§ **取り組む課題**:
ツチノコのコラムを読み、次の問いに答えよ。
1. 筆者が回顧したいとする「第2次ブーム」は何年前後のものか。
2. 「ツチノコ特集」はどのような構成で完結する予定か。
3. ネッシーや雪男をつかまえに行こうと言いだし、本当に行った人物として挙げられているのは誰か。
═══ ページ本文
流行しては消えていった70年代昭和こどもオカルトのアレコレのなかで、ドカン!とブーム化することはなかったがボンヤリとみんなが話題にしていた……といった記録に残りにくい小ネタを記憶の隙間から引っぱりだしてみる、というのが本コラムの一応の趣旨なのだが、今回は異例の大ネタである。

70年代半ばから後半にかけて、大人も子どもも夢中になった「ツチノコ」を取りあげてみたいのだ。といっても、この日本を代表するUMAの基本情報についてはネット上にもあふれているし、僕も本や雑誌に何度か書いてしまっているので、今回は主に子ども文化におけるブームの推移といったことに焦点をあててみたい。現在、多くのメディアでは「1974前後に勃発したツチノコブーム」などと語られることが多いのだが、僕ら世代が体感した80年前後の「第2次ブーム」の熱気もけっこうスゴかったゾ……といったあたりのことを回顧したいのである。
また、毎回、このコラムは「いくらなんでも長すぎる!」という声もあるので、「ツチノコ特集」は今回と次回の前後編でサクッと完結するつもりである……と最初に宣言しておくことで「またついつい長くなっちゃった!」という失態をあらかじめ防いでおくことにする(こういうことをいちいち書いているから毎回長くなるのだ!)。
「ツチノコ」は、僕ら世代の小学生たちの多くが本気で捕獲を試みたことのある唯一のUMAである。これは「ツチノコ」ならではの特性であり、日本中であれほどの大ブームが起こった要因もここにある。
昭和の時代に流行したUMAの多くはたいてい厳密に「地域限定」であり、ほとんどの場合、その棲息地は絶望的なほど遠方だ。オカルトブーム全盛期とはいえ、どんなボンクラ小学生でも「ネッシーや雪男をつかまえにいこう!」などと言いだすバカはいなかったし(石原慎太郎は言いだして、しかも本当に行ったが)、国内産UMAにしても、「イッシー」やら「クッシー」やら「ヒバゴン」やらに対してなんらかの主体的行動を起こせる子どもは、基本的には「ご当地」の子だけだ。結局のところ、UMAがどれほどブームになろうとも、それは「遠くのどこかにいるらしい」という逸話=情報として楽しむほか、楽しみようがないのである。
が、「ツチノコ」だけは違っていた。
これは単に棲息地が身近だったというだけの問題だけではない。「ツチノコ」の特別なリアリティは、あのデザイン(?)によるところも大きいのだ。一種妖怪じみた異形の姿でありながら、しかし「この程度の生物なら実在するかも……」と思えてしまう。異様だが、異様すぎない。その非現実感のサジ加減が絶妙なのである。
══════
═══ 提供資料
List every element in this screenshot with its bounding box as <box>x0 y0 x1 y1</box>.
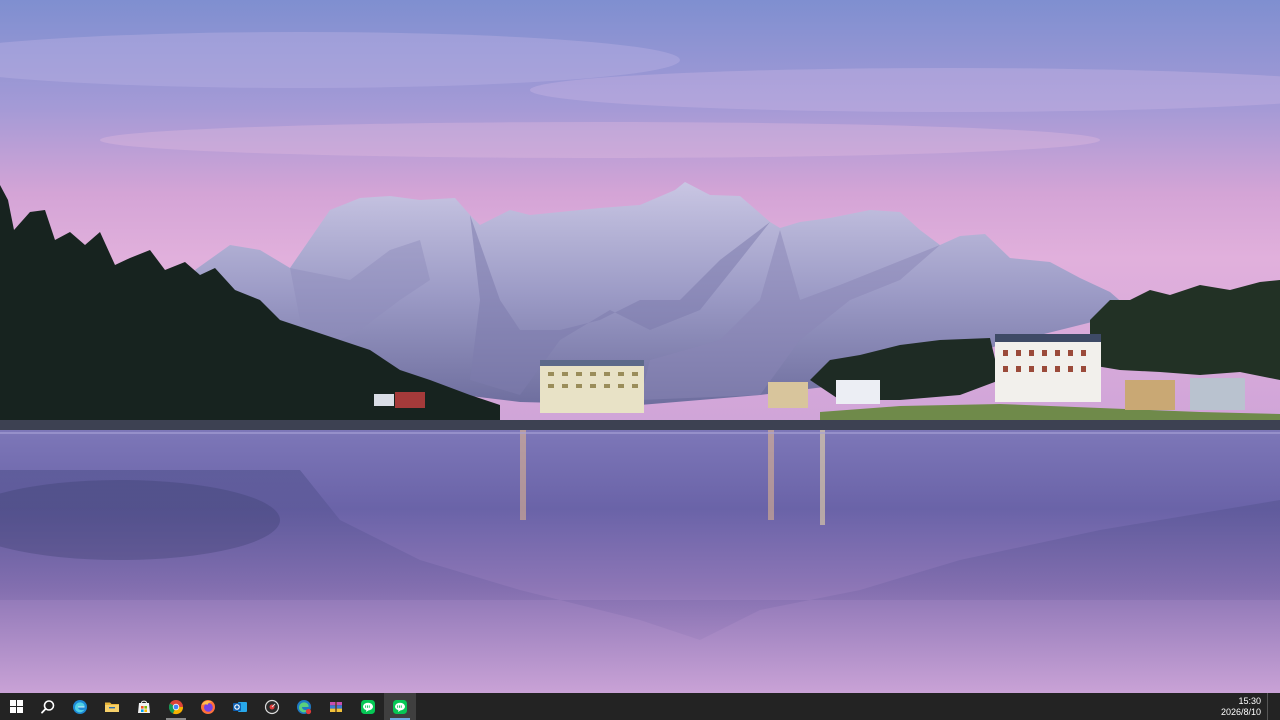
══════
§ **期待される出力**:
1. 80年前後
2. 今回と次回の前後編
3. 石原慎太郎